# AIM OF THE TASK:
In the entries below, count the lines holding "value". Reply with the number only.

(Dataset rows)
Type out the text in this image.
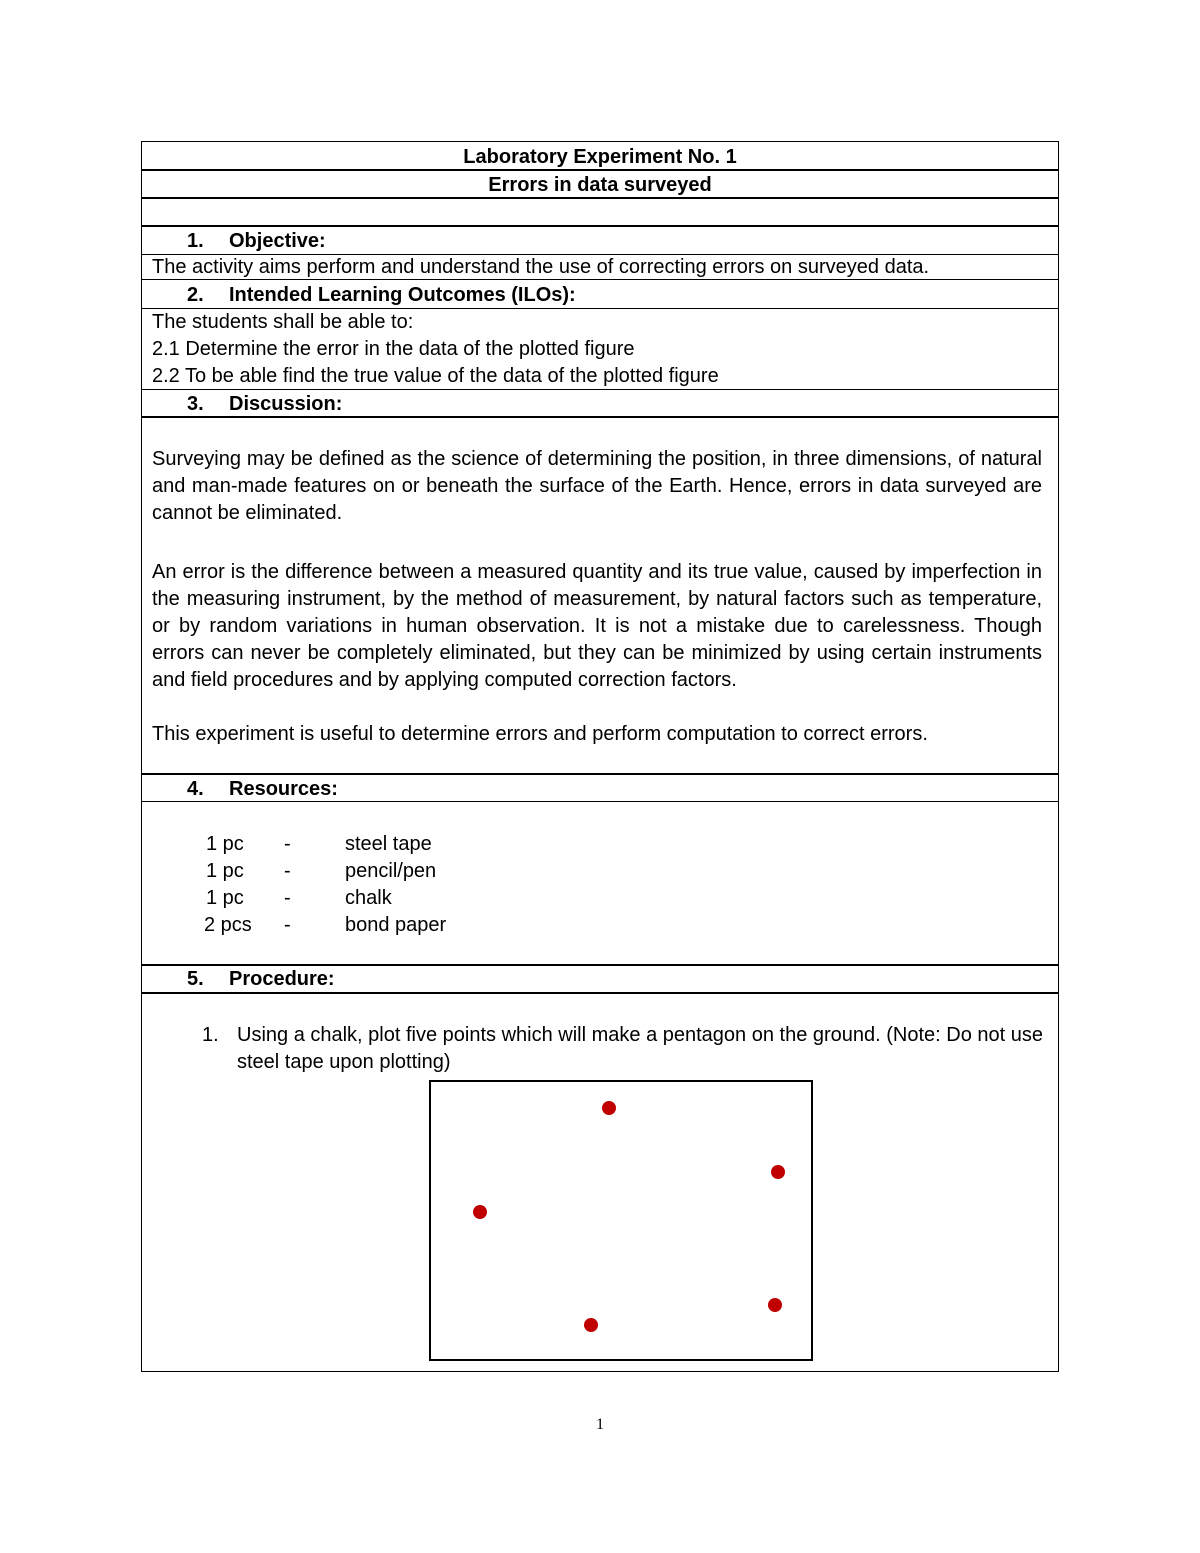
Laboratory Experiment No. 1
Errors in data surveyed
1. Objective:
The activity aims perform and understand the use of correcting errors on surveyed data.
2. Intended Learning Outcomes (ILOs):
The students shall be able to:
2.1 Determine the error in the data of the plotted figure
2.2 To be able find the true value of the data of the plotted figure
3. Discussion:
Surveying may be defined as the science of determining the position, in three dimensions, of natural and man-made features on or beneath the surface of the Earth. Hence, errors in data surveyed are cannot be eliminated.
An error is the difference between a measured quantity and its true value, caused by imperfection in the measuring instrument, by the method of measurement, by natural factors such as temperature, or by random variations in human observation. It is not a mistake due to carelessness. Though errors can never be completely eliminated, but they can be minimized by using certain instruments and field procedures and by applying computed correction factors.
This experiment is useful to determine errors and perform computation to correct errors.
4. Resources:
1 pc -	steel tape
1 pc -	pencil/pen
1 pc -	chalk
2 pcs -	bond paper
5. Procedure:
1. Using a chalk, plot five points which will make a pentagon on the ground. (Note: Do not use steel tape upon plotting)
1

# EXERCISE ANSWER:
2